Text block

Thursday, September 20, 2012

September 20, 1973 "the battle of the sexes"


Women's tennis has always been thought of as inferior to mens. They get less pay and generally, a professional women's tennis player, even the top ranked player in the world could not compete with almost any male professional, even one rated as low as 100. Men just have more physical strength and quickness than the average women. That is not a knock on women, it is how nature made men and women. That might change one day, but for now, that is still how it is. And how it was then, back in 1973.

"After having to get by on $100 a week as a playground instructor and student at Los Angeles State College while at the same time shining at Wimbledon, King became a significant force in opening tennis to professionalism. She carried a deep sense of injustice from her amateur days.
With the birth of the "Open" era in 1968, King turned pro. This time she received more than a trophy for winning Wimbledon. She was on her way to earning $1,966,487 in career prize money."

I remember only very vague things about "the battle of the sexes" match in 1973. Certainly, it was hyped all over the place and everyone was talking about it. But, I was only 8 at the time and I was much more interested in watching Batman, The Flintstones,  The Brady Bunch and The Price Is Right. If I paid any attention to sports it was hockey or baseball. Tennis was not on my radar in any way.

Dataset records
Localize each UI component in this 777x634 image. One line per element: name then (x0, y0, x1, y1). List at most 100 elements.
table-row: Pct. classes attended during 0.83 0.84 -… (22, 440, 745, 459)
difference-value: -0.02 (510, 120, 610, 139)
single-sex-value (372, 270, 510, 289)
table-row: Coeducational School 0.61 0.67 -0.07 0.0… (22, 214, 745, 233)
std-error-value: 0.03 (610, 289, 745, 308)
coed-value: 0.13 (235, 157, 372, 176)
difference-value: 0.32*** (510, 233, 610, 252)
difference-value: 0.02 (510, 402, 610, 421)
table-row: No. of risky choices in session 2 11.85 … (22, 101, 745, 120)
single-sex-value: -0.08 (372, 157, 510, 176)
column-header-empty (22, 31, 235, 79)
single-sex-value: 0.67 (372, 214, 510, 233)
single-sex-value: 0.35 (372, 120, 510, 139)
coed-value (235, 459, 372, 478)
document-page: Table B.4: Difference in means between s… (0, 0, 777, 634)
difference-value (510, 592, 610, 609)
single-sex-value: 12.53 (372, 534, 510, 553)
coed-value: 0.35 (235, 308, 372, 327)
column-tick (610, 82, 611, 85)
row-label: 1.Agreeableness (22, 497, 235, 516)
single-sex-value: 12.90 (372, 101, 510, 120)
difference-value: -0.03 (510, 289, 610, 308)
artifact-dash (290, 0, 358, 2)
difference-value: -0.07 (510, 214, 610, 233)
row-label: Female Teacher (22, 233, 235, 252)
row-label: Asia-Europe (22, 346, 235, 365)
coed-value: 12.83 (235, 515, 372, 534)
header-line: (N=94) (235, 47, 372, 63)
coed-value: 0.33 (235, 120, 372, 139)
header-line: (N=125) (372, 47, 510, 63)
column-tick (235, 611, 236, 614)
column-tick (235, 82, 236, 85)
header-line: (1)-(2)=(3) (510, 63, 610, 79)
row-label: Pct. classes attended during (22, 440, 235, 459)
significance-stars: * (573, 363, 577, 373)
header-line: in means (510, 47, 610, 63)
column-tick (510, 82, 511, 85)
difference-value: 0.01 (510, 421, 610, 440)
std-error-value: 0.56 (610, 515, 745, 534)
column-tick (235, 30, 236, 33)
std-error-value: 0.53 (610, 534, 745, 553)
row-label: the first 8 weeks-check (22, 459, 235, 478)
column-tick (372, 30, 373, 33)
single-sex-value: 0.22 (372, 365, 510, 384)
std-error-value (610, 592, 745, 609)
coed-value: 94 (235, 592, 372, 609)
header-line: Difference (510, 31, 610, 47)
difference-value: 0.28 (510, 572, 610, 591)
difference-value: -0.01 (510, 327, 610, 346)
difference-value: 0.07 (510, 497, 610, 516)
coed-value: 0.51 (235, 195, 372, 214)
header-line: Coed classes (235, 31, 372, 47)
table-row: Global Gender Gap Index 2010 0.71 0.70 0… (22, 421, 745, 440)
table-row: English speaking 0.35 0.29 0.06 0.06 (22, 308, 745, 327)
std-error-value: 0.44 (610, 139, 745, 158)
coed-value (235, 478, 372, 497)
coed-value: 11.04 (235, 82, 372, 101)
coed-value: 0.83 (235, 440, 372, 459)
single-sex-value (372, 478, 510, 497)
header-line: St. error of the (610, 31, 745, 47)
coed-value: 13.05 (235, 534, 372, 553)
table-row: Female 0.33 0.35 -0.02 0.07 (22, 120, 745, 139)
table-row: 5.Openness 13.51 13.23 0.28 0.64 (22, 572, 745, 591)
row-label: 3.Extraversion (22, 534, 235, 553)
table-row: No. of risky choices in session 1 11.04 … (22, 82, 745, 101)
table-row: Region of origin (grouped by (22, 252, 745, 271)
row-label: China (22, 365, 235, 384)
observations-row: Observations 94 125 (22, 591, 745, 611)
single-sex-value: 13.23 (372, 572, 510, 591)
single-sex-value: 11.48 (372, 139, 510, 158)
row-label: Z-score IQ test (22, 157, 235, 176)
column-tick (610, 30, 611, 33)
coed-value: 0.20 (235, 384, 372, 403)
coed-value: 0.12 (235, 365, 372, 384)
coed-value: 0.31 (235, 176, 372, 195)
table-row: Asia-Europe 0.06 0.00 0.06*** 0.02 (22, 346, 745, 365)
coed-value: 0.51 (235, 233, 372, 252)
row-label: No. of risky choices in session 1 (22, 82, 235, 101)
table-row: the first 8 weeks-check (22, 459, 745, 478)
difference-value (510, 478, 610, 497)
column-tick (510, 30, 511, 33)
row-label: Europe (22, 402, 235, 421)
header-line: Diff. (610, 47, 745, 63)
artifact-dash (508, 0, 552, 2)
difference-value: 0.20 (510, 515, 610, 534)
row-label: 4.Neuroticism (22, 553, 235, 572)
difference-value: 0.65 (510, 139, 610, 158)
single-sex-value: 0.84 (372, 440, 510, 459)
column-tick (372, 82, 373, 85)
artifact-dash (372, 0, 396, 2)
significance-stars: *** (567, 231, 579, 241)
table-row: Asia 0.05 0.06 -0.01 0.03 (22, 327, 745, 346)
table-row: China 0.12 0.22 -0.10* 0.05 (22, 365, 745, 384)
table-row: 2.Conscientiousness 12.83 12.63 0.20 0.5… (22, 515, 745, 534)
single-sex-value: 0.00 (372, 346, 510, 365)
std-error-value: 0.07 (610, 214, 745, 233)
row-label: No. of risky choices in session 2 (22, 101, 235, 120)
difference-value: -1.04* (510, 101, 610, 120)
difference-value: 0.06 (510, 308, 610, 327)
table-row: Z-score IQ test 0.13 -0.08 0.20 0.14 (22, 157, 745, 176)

List of tasks
1) According to the tennis post, why does the writer remember only vague things about the 1973 match? Answer in one to three sentences.
2) Reproduce the part of the rows that opens with their first line and closes with the line containing "coed-value: 94 (235, 592, 372, 609)", with both ends included.
The tennis post and the rows are unrelated material.

Solved tasks
1) The writer was only 8 at the time and much more interested in watching Batman, The Flintstones, The Brady Bunch and The Price Is Right. Any attention to sports went to hockey or baseball, so tennis was not on the writer's radar at all.

2)
Localize each UI component in this 777x634 image. One line per element: name then (x0, y0, x1, y1). List at most 100 elements.
table-row: Pct. classes attended during 0.83 0.84 -… (22, 440, 745, 459)
difference-value: -0.02 (510, 120, 610, 139)
single-sex-value (372, 270, 510, 289)
table-row: Coeducational School 0.61 0.67 -0.07 0.0… (22, 214, 745, 233)
std-error-value: 0.03 (610, 289, 745, 308)
coed-value: 0.13 (235, 157, 372, 176)
difference-value: 0.32*** (510, 233, 610, 252)
difference-value: 0.02 (510, 402, 610, 421)
table-row: No. of risky choices in session 2 11.85 … (22, 101, 745, 120)
single-sex-value: -0.08 (372, 157, 510, 176)
column-header-empty (22, 31, 235, 79)
single-sex-value: 0.67 (372, 214, 510, 233)
single-sex-value: 0.35 (372, 120, 510, 139)
coed-value (235, 459, 372, 478)
document-page: Table B.4: Difference in means between s… (0, 0, 777, 634)
difference-value (510, 592, 610, 609)
single-sex-value: 12.53 (372, 534, 510, 553)
coed-value: 0.35 (235, 308, 372, 327)
column-tick (610, 82, 611, 85)
row-label: 1.Agreeableness (22, 497, 235, 516)
single-sex-value: 12.90 (372, 101, 510, 120)
difference-value: -0.03 (510, 289, 610, 308)
artifact-dash (290, 0, 358, 2)
difference-value: -0.07 (510, 214, 610, 233)
row-label: Female Teacher (22, 233, 235, 252)
row-label: Asia-Europe (22, 346, 235, 365)
coed-value: 12.83 (235, 515, 372, 534)
header-line: (N=94) (235, 47, 372, 63)
coed-value: 0.33 (235, 120, 372, 139)
header-line: (N=125) (372, 47, 510, 63)
column-tick (235, 611, 236, 614)
column-tick (235, 82, 236, 85)
header-line: (1)-(2)=(3) (510, 63, 610, 79)
row-label: Pct. classes attended during (22, 440, 235, 459)
significance-stars: * (573, 363, 577, 373)
header-line: in means (510, 47, 610, 63)
column-tick (510, 82, 511, 85)
difference-value: 0.01 (510, 421, 610, 440)
std-error-value: 0.56 (610, 515, 745, 534)
column-tick (235, 30, 236, 33)
std-error-value: 0.53 (610, 534, 745, 553)
row-label: the first 8 weeks-check (22, 459, 235, 478)
column-tick (372, 30, 373, 33)
single-sex-value: 0.22 (372, 365, 510, 384)
std-error-value (610, 592, 745, 609)
coed-value: 94 (235, 592, 372, 609)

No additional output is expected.